**Problem statement**
Copy out the records in full, word for word, without pictures.

**Data for processing**
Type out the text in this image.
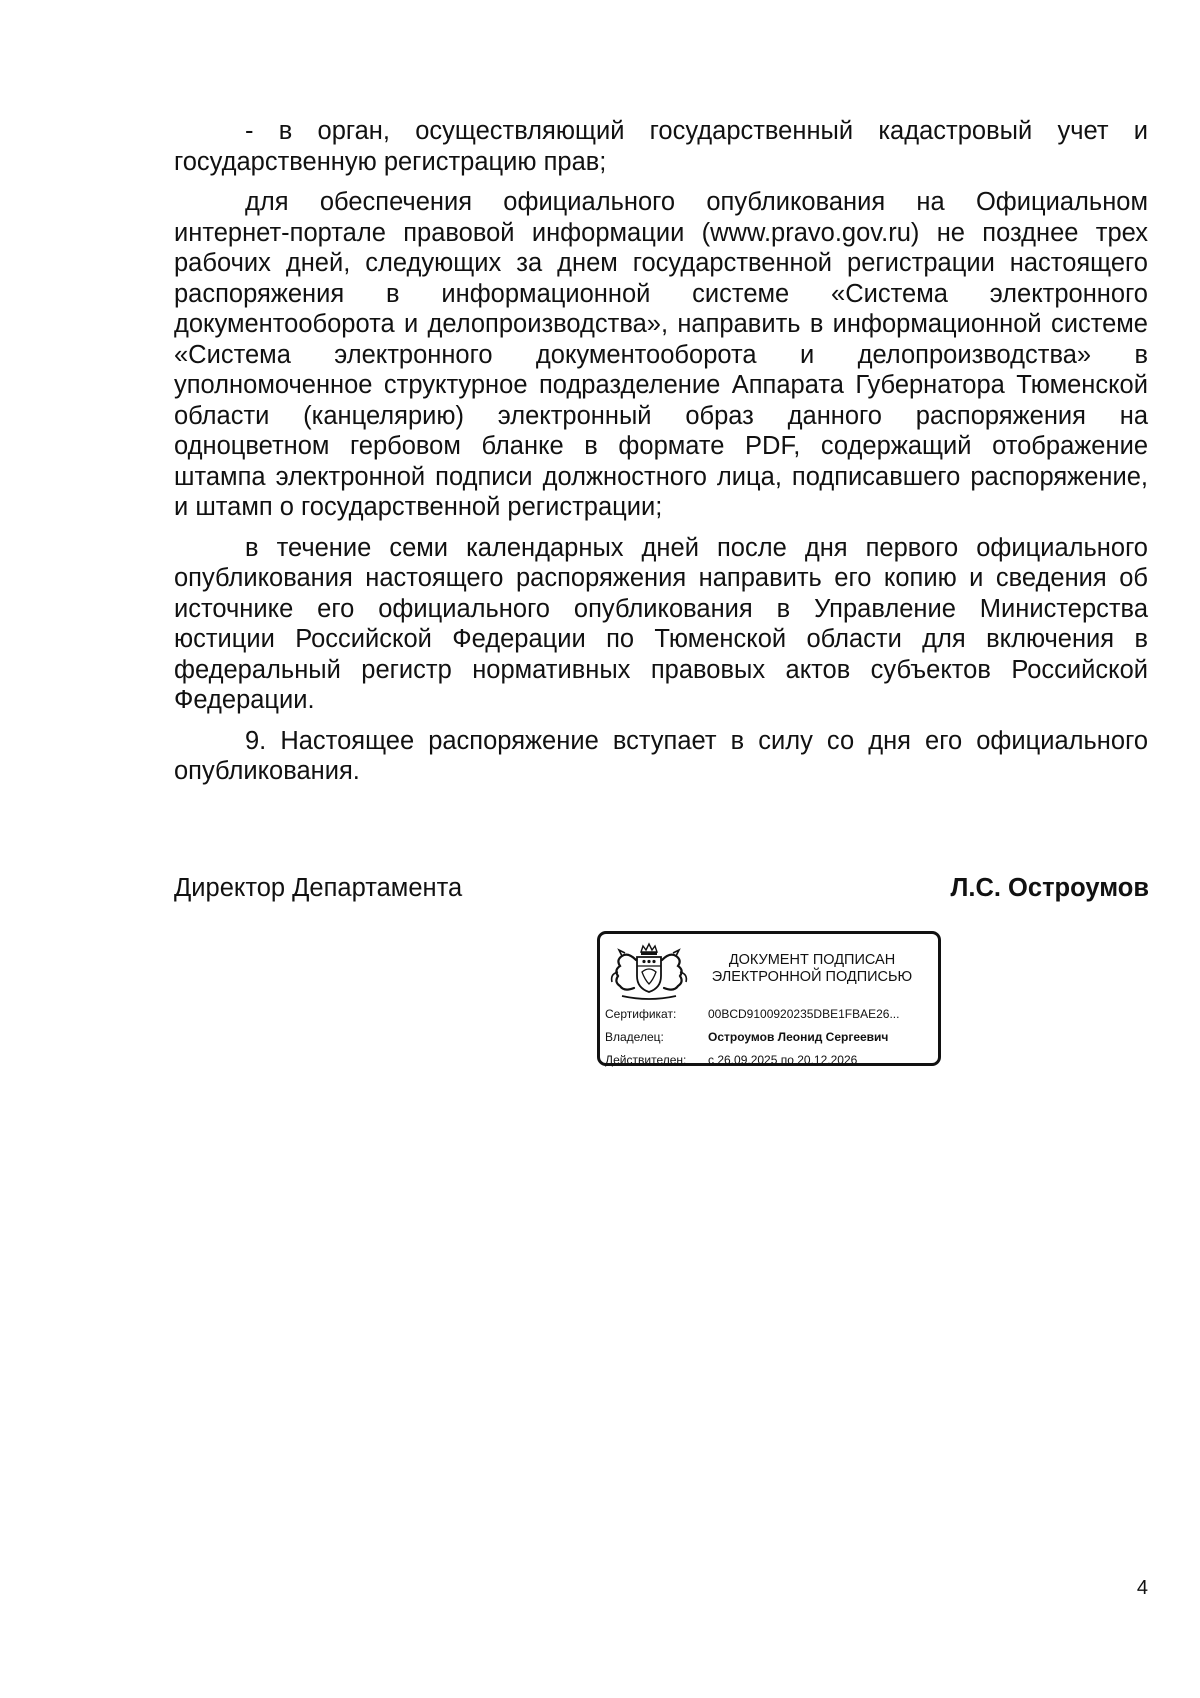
- в орган, осуществляющий государственный кадастровый учет и государственную регистрацию прав;

для обеспечения официального опубликования на Официальном интернет-портале правовой информации (www.pravo.gov.ru) не позднее трех рабочих дней, следующих за днем государственной регистрации настоящего распоряжения в информационной системе «Система электронного документооборота и делопроизводства», направить в информационной системе «Система электронного документооборота и делопроизводства» в уполномоченное структурное подразделение Аппарата Губернатора Тюменской области (канцелярию) электронный образ данного распоряжения на одноцветном гербовом бланке в формате PDF, содержащий отображение штампа электронной подписи должностного лица, подписавшего распоряжение, и штамп о государственной регистрации;

в течение семи календарных дней после дня первого официального опубликования настоящего распоряжения направить его копию и сведения об источнике его официального опубликования в Управление Министерства юстиции Российской Федерации по Тюменской области для включения в федеральный регистр нормативных правовых актов субъектов Российской Федерации.

9. Настоящее распоряжение вступает в силу со дня его официального опубликования.

Директор Департамента	Л.С. Остроумов
ДОКУМЕНТ ПОДПИСАН
ЭЛЕКТРОННОЙ ПОДПИСЬЮ
Сертификат:	00BCD9100920235DBE1FBAE26...
Владелец:	Остроумов Леонид Сергеевич
Действителен: с 26.09.2025 по 20.12.2026
4
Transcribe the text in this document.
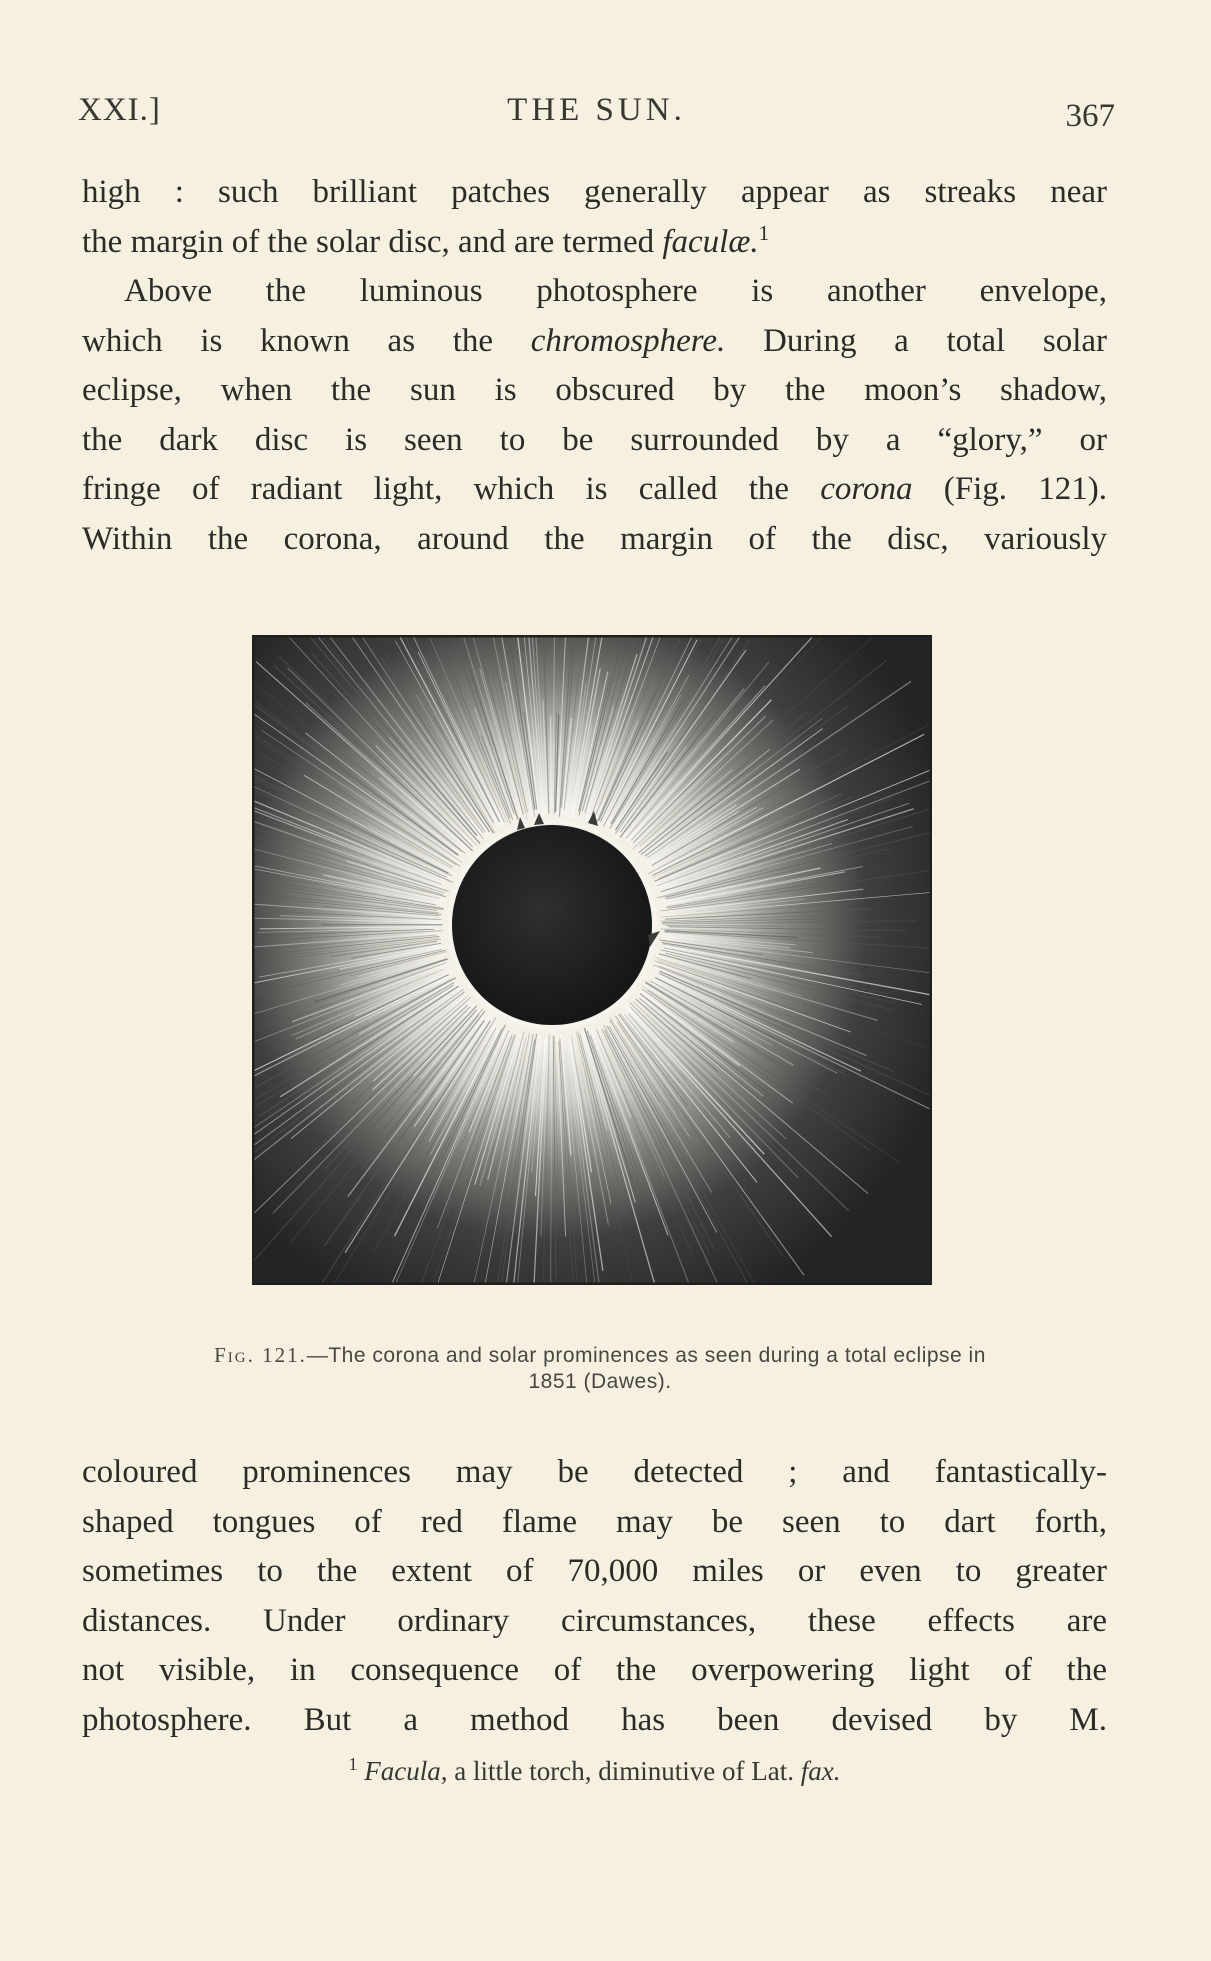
XXI.]	THE SUN.	367
high : such brilliant patches generally appear as streaks near
the margin of the solar disc, and are termed faculæ.$^1$
Above the luminous photosphere is another envelope,
which is known as the chromosphere. During a total solar
eclipse, when the sun is obscured by the moon’s shadow,
the dark disc is seen to be surrounded by a “glory,” or
fringe of radiant light, which is called the corona (Fig. 121).
Within the corona, around the margin of the disc, variously
Fig. 121.—The corona and solar prominences as seen during a total eclipse in
1851 (Dawes).
coloured prominences may be detected ; and fantastically-
shaped tongues of red flame may be seen to dart forth,
sometimes to the extent of 70,000 miles or even to greater
distances. Under ordinary circumstances, these effects are
not visible, in consequence of the overpowering light of the
photosphere. But a method has been devised by M.
$^1$ Facula, a little torch, diminutive of Lat. fax.
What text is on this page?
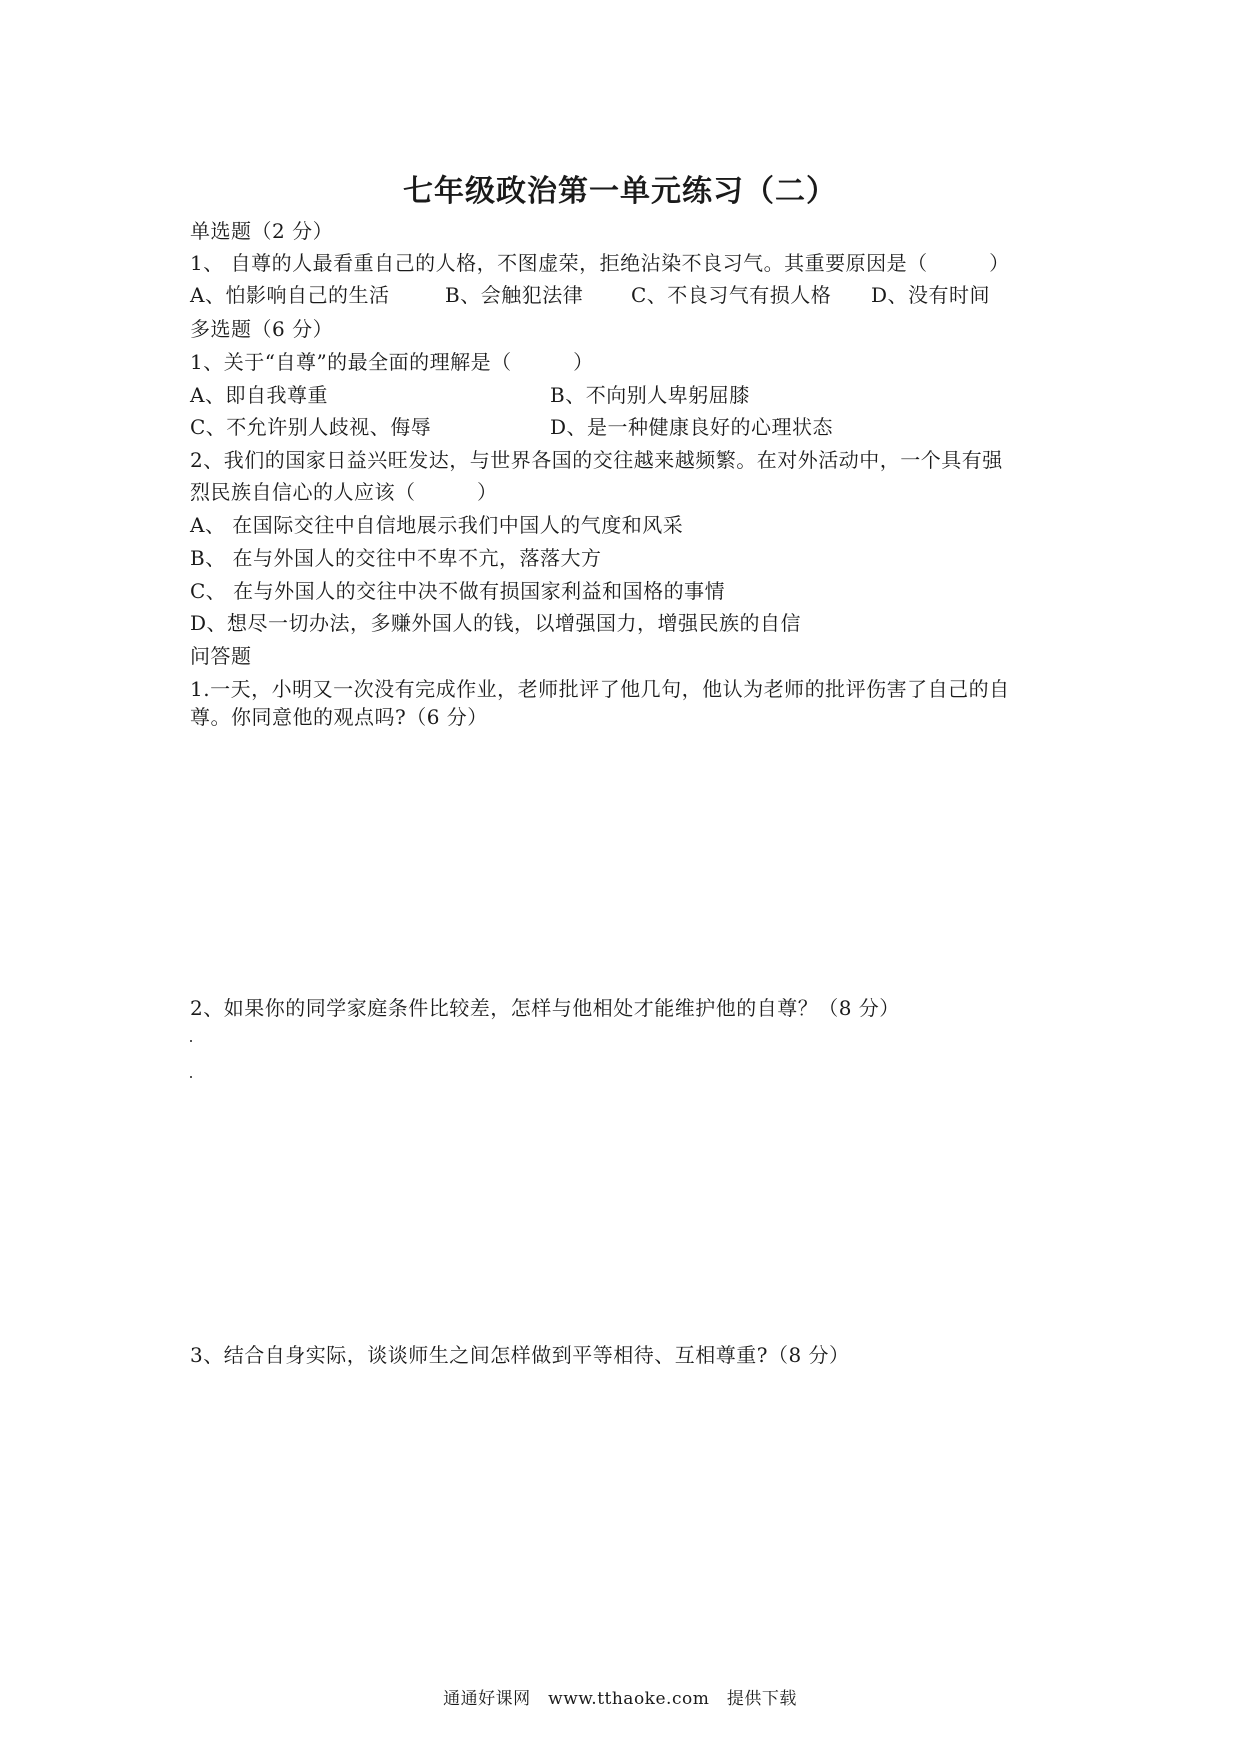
七年级政治第一单元练习（二）
单选题（2 分）
1、 自尊的人最看重自己的人格，不图虚荣，拒绝沾染不良习气。其重要原因是（　　　）
A、怕影响自己的生活	B、会触犯法律 C、不良习气有损人格 D、没有时间
多选题（6 分）
1、关于“自尊”的最全面的理解是（　　　）
A、即自我尊重	B、不向别人卑躬屈膝
C、不允许别人歧视、侮辱	D、是一种健康良好的心理状态
2、我们的国家日益兴旺发达，与世界各国的交往越来越频繁。在对外活动中，一个具有强
烈民族自信心的人应该（　　　）
A、 在国际交往中自信地展示我们中国人的气度和风采
B、 在与外国人的交往中不卑不亢，落落大方
C、 在与外国人的交往中决不做有损国家利益和国格的事情
D、想尽一切办法，多赚外国人的钱，以增强国力，增强民族的自信
问答题
1.一天，小明又一次没有完成作业，老师批评了他几句，他认为老师的批评伤害了自己的自
尊。你同意他的观点吗?（6 分）
2、如果你的同学家庭条件比较差，怎样与他相处才能维护他的自尊？（8 分）
3、结合自身实际，谈谈师生之间怎样做到平等相待、互相尊重?（8 分）
通通好课网　www.tthaoke.com　提供下载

**In response**
Type out the text in this image.
- в орган, осуществляющий государственный кадастровый учет и государственную регистрацию прав;

для обеспечения официального опубликования на Официальном интернет-портале правовой информации (www.pravo.gov.ru) не позднее трех рабочих дней, следующих за днем государственной регистрации настоящего распоряжения в информационной системе «Система электронного документооборота и делопроизводства», направить в информационной системе «Система электронного документооборота и делопроизводства» в уполномоченное структурное подразделение Аппарата Губернатора Тюменской области (канцелярию) электронный образ данного распоряжения на одноцветном гербовом бланке в формате PDF, содержащий отображение штампа электронной подписи должностного лица, подписавшего распоряжение, и штамп о государственной регистрации;

в течение семи календарных дней после дня первого официального опубликования настоящего распоряжения направить его копию и сведения об источнике его официального опубликования в Управление Министерства юстиции Российской Федерации по Тюменской области для включения в федеральный регистр нормативных правовых актов субъектов Российской Федерации.

9. Настоящее распоряжение вступает в силу со дня его официального опубликования.

Директор Департамента	Л.С. Остроумов
ДОКУМЕНТ ПОДПИСАН
ЭЛЕКТРОННОЙ ПОДПИСЬЮ
Сертификат:	00BCD9100920235DBE1FBAE26...
Владелец:	Остроумов Леонид Сергеевич
Действителен: с 26.09.2025 по 20.12.2026
4
Transcribe the text in this document.
XXI.]	THE SUN.	367
high : such brilliant patches generally appear as streaks near
the margin of the solar disc, and are termed faculæ.$^1$
Above the luminous photosphere is another envelope,
which is known as the chromosphere. During a total solar
eclipse, when the sun is obscured by the moon’s shadow,
the dark disc is seen to be surrounded by a “glory,” or
fringe of radiant light, which is called the corona (Fig. 121).
Within the corona, around the margin of the disc, variously
Fig. 121.—The corona and solar prominences as seen during a total eclipse in
1851 (Dawes).
coloured prominences may be detected ; and fantastically-
shaped tongues of red flame may be seen to dart forth,
sometimes to the extent of 70,000 miles or even to greater
distances. Under ordinary circumstances, these effects are
not visible, in consequence of the overpowering light of the
photosphere. But a method has been devised by M.
$^1$ Facula, a little torch, diminutive of Lat. fax.
What text is on this page?
七年级政治第一单元练习（二）
单选题（2 分）
1、 自尊的人最看重自己的人格，不图虚荣，拒绝沾染不良习气。其重要原因是（　　　）
A、怕影响自己的生活	B、会触犯法律 C、不良习气有损人格 D、没有时间
多选题（6 分）
1、关于“自尊”的最全面的理解是（　　　）
A、即自我尊重	B、不向别人卑躬屈膝
C、不允许别人歧视、侮辱	D、是一种健康良好的心理状态
2、我们的国家日益兴旺发达，与世界各国的交往越来越频繁。在对外活动中，一个具有强
烈民族自信心的人应该（　　　）
A、 在国际交往中自信地展示我们中国人的气度和风采
B、 在与外国人的交往中不卑不亢，落落大方
C、 在与外国人的交往中决不做有损国家利益和国格的事情
D、想尽一切办法，多赚外国人的钱，以增强国力，增强民族的自信
问答题
1.一天，小明又一次没有完成作业，老师批评了他几句，他认为老师的批评伤害了自己的自
尊。你同意他的观点吗?（6 分）
2、如果你的同学家庭条件比较差，怎样与他相处才能维护他的自尊？（8 分）
3、结合自身实际，谈谈师生之间怎样做到平等相待、互相尊重?（8 分）
通通好课网　www.tthaoke.com　提供下载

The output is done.